## start Data shown

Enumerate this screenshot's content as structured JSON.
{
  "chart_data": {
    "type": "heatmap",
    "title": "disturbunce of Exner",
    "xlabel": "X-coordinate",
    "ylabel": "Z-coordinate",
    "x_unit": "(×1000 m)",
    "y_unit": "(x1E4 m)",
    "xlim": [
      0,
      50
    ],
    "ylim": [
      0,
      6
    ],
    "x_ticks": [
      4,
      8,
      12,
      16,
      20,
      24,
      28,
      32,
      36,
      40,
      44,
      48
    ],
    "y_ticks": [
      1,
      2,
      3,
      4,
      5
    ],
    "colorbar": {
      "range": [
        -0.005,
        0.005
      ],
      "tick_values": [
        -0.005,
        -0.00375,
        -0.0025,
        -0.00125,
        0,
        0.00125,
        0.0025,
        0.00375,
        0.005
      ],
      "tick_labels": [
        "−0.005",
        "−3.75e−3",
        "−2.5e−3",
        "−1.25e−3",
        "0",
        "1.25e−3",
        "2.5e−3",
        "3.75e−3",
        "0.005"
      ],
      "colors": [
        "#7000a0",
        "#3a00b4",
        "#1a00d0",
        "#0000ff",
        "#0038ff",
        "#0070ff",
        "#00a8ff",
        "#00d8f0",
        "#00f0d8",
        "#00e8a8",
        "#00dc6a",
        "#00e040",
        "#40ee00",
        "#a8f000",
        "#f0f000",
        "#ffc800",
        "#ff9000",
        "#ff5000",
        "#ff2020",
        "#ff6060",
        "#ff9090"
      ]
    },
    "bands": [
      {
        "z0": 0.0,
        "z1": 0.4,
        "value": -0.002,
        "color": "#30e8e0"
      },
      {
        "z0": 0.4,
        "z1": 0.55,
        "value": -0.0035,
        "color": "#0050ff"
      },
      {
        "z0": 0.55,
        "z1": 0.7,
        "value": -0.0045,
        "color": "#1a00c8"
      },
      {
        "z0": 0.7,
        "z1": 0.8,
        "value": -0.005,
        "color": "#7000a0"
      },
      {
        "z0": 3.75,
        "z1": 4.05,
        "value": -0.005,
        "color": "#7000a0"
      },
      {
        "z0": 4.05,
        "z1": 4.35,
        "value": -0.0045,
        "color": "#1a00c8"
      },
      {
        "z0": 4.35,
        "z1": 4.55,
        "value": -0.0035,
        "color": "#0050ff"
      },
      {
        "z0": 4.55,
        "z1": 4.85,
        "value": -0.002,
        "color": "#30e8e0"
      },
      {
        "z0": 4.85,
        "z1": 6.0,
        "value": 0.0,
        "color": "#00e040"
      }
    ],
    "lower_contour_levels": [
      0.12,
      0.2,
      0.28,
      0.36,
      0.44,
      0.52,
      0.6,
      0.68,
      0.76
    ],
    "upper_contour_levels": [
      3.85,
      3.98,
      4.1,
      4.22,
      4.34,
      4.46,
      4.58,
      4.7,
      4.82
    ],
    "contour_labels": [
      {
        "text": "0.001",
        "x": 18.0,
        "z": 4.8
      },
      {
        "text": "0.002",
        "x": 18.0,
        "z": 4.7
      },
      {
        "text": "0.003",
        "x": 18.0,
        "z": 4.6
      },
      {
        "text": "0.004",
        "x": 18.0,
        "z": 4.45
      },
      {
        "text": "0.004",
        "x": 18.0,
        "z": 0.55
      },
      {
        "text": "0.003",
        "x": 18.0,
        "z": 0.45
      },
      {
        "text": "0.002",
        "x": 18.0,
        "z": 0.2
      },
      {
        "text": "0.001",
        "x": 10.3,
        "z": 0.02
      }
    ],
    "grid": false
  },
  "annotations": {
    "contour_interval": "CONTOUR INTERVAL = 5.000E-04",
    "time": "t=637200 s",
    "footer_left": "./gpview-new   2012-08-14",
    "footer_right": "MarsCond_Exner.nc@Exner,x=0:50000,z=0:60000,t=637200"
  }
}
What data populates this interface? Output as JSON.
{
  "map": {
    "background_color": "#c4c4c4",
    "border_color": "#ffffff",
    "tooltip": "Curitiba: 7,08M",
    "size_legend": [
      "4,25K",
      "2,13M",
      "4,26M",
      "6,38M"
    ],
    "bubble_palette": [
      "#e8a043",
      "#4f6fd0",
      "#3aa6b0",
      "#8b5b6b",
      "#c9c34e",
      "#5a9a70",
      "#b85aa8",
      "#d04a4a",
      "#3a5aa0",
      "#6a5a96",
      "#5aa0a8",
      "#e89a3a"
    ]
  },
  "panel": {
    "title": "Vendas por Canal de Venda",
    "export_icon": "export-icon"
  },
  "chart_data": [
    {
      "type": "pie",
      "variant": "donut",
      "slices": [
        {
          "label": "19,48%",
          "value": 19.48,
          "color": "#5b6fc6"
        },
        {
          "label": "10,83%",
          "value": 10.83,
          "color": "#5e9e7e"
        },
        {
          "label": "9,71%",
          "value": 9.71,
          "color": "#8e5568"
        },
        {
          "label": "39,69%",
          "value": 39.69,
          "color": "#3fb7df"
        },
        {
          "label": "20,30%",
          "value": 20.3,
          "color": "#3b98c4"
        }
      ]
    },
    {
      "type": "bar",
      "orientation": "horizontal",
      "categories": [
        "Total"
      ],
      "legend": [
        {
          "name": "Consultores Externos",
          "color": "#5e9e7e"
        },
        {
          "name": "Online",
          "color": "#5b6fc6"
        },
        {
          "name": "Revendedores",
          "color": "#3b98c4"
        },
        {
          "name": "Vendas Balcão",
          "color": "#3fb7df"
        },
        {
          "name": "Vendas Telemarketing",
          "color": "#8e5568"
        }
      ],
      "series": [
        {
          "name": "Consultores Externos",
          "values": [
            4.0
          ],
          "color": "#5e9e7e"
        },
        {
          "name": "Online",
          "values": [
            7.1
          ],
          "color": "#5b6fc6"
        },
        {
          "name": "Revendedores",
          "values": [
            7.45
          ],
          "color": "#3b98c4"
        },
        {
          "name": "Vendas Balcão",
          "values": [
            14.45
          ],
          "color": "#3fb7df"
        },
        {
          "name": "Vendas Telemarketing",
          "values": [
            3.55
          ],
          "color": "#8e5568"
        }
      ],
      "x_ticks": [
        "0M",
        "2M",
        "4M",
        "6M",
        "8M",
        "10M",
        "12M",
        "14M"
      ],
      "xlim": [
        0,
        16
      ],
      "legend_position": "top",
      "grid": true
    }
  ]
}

## end Data shown

* What to work on
Identify which lines contain the word "coordinate" and copy each one.

* Result of the task
    "xlabel": "X-coordinate",
    "ylabel": "Z-coordinate",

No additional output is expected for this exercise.